*** Fragmento del texto ***

Tenemos la certeza de que si no estamos organizadas, no puede haber transformación radical. Cualquier avance social que podamos imaginar tiene como base comunidades políticas con un fuerte tejido social organizado.

En una breve legislatura, se implementaron de manera efectiva políticas de redistribución y buen gobierno que fortalecieron los comunes urbanos, la ecología urbana y el derecho a la ciudad. Pensar que las elecciones de 2019 certificaron su defunción como hipótesis política, y que la respuesta sería recuperar la forma partido tradicional y la escala estatal supone no reconocer la complejidad de los desafíos a los que nos enfrentamos. Por el contrario, apostar porque los procesos se retroalimentan, que lo que pasa no despasa, y que las pequeñas (grandes) victorias escapan a la dicotomía éxito-fracaso, local-global, revolución-reformismo, forman un ecosistema con la mayor diversidad, resiliencia y capacidad de transformación, es de un optimismo revolucionario,

En los próximos diez años, la batalla de la crisis climática será, sobre todo, una batalla por la democracia. El éxito o el fracaso de los intentos por establecer este tipo de gestión no deberían ser el punto final, sino el comienzo de un nuevo proceso. Como en la famosa cita de Angela Davies: “Hay que actuar como si fuera posible transformar radicalmente el mundo. Y hay que hacerlo todo el tiempo”.

*** Material ***

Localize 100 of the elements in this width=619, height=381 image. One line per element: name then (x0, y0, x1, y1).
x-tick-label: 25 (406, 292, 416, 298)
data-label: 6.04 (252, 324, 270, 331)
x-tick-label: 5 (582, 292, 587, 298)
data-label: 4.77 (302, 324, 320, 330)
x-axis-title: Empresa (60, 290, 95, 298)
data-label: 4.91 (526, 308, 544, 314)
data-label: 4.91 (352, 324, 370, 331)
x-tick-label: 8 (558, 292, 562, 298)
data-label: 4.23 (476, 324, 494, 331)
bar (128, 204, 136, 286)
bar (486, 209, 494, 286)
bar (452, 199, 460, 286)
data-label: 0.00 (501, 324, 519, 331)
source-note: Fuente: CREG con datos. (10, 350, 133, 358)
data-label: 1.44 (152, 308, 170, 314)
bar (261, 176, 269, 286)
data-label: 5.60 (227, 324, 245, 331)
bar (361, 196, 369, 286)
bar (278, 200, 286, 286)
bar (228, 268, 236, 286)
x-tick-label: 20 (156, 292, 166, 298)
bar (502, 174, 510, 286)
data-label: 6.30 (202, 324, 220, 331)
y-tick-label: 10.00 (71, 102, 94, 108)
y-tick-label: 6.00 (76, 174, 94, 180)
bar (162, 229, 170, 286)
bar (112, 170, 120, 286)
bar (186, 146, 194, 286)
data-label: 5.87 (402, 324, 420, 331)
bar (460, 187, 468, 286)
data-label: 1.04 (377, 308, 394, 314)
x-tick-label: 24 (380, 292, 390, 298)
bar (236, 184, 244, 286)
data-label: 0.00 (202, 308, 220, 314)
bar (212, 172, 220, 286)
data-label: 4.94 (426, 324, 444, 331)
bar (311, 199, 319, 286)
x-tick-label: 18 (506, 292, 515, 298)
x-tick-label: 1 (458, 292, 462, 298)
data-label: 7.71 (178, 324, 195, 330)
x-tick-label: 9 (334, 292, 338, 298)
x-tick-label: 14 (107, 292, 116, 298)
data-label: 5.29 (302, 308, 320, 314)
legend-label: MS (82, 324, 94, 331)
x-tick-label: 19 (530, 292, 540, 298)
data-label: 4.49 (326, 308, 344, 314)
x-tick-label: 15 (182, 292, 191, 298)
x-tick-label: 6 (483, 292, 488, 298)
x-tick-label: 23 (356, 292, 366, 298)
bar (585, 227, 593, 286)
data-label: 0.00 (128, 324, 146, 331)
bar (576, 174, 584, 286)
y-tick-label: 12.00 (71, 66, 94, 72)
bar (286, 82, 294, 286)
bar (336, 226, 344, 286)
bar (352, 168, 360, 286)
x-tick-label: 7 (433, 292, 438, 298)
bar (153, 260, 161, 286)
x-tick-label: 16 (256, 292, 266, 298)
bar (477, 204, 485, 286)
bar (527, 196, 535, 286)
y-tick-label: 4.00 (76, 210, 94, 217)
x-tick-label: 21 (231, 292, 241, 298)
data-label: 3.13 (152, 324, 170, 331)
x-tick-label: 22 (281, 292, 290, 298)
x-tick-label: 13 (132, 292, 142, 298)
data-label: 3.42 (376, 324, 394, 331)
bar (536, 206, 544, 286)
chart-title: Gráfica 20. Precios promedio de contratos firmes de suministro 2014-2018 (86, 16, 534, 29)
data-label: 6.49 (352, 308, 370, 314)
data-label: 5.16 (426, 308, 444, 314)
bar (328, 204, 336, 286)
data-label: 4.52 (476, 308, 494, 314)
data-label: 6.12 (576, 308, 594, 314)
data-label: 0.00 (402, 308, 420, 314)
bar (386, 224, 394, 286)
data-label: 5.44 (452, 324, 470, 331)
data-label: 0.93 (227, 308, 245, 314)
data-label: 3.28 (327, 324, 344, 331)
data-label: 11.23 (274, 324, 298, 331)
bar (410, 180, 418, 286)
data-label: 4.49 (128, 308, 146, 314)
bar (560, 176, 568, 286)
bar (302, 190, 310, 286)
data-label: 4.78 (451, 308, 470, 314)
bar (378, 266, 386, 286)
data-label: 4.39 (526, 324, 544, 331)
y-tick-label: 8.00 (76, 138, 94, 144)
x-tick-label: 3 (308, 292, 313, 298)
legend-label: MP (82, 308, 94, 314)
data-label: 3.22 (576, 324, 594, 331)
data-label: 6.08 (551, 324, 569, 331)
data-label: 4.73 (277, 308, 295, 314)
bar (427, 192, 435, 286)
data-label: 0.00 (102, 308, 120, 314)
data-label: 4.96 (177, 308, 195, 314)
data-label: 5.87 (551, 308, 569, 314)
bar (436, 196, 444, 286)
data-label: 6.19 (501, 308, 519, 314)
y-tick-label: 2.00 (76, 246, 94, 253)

***

Tareas propuestas:
1) Reproduce del texto sobre organización política todo lo que va desde "Tenemos la certeza" hasta "tejido social organizado.".
2) Convierte en una lista breve el párrafo del texto sobre organización política que empieza con "En los próximos diez años", sin perder sus ideas principales.

Las soluciones:
1)
Tenemos la certeza de que si no estamos organizadas, no puede haber transformación radical. Cualquier avance social que podamos imaginar tiene como base comunidades políticas con un fuerte tejido social organizado.

2)
- En los próximos diez años, la batalla de la crisis climática será sobre todo una batalla por la democracia.
- El éxito o el fracaso de los intentos por establecer este tipo de gestión no debería ser el final, sino el comienzo de un nuevo proceso.
- Según una cita de Angela Davies, hay que actuar como si fuera posible transformar radicalmente el mundo, y hacerlo todo el tiempo.